--- START OF Data to use ---
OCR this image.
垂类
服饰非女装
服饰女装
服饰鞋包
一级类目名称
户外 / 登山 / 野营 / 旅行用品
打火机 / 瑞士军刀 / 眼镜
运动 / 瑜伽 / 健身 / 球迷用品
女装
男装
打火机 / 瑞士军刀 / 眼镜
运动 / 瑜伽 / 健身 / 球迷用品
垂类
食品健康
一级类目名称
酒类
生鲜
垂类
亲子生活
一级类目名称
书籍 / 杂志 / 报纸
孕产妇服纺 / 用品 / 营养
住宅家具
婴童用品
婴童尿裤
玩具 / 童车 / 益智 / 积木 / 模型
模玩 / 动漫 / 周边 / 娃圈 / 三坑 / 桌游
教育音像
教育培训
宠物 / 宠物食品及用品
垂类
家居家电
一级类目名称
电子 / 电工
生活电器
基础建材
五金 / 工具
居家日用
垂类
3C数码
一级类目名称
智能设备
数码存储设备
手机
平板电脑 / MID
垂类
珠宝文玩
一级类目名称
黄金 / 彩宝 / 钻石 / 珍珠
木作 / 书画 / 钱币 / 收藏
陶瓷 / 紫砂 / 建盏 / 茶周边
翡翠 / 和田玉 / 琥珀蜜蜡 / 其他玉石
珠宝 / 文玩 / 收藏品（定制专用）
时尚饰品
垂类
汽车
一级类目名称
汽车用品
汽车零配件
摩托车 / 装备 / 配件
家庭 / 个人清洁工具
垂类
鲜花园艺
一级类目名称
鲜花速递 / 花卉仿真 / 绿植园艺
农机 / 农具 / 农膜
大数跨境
--- END OF Data to use ---
--- START OF Data to use ---
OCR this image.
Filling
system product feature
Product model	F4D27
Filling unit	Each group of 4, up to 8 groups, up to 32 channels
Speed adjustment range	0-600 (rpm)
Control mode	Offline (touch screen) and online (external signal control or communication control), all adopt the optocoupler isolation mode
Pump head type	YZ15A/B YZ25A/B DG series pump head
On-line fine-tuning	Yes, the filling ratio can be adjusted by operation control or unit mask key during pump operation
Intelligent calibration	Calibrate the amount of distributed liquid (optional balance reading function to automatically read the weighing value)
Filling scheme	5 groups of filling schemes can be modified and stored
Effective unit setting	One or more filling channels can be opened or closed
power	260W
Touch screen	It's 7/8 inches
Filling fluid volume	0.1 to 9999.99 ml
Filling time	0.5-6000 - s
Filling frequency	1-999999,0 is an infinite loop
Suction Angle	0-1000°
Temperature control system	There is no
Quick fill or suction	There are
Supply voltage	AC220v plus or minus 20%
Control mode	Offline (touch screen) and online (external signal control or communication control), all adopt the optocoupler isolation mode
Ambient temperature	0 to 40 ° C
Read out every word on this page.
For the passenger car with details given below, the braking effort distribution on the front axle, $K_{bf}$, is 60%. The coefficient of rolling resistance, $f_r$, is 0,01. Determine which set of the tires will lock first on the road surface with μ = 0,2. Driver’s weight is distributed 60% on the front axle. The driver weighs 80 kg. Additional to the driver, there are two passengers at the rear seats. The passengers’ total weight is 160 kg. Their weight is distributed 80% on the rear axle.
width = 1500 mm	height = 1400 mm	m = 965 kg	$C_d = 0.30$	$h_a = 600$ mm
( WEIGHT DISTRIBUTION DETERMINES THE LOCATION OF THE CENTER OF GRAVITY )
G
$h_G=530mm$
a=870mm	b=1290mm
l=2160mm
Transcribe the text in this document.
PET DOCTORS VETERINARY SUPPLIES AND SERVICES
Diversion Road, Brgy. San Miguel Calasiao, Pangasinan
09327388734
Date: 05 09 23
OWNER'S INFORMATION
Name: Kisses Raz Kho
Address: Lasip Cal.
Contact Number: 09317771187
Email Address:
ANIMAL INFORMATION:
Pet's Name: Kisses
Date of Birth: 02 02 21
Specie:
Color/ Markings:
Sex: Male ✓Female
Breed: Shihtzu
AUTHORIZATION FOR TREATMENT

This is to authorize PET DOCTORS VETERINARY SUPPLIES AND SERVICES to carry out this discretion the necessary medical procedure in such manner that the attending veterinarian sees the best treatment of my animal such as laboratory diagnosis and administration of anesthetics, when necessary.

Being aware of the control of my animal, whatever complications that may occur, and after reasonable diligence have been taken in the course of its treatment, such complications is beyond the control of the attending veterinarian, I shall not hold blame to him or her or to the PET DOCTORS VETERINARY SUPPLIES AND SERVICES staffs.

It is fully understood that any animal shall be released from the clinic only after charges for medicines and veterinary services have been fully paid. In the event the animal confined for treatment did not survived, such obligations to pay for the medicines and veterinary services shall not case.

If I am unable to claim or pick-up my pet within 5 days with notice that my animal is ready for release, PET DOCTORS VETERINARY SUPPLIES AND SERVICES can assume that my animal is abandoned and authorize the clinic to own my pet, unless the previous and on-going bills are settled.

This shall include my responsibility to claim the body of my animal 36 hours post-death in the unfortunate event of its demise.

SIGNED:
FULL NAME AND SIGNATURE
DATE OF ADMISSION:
--- END OF Data to use ---
What needs to be done:
Using the listing, collect all lines in which the string "claim" is found.

Exercise output:
If I am unable to claim or pick-up my pet within 5 days with notice that my animal is ready for release, PET DOCTORS VETERINARY SUPPLIES AND SERVICES can assume that my animal is abandoned and authorize the clinic to own my pet, unless the previous and on-going bills are settled.
This shall include my responsibility to claim the body of my animal 36 hours post-death in the unfortunate event of its demise.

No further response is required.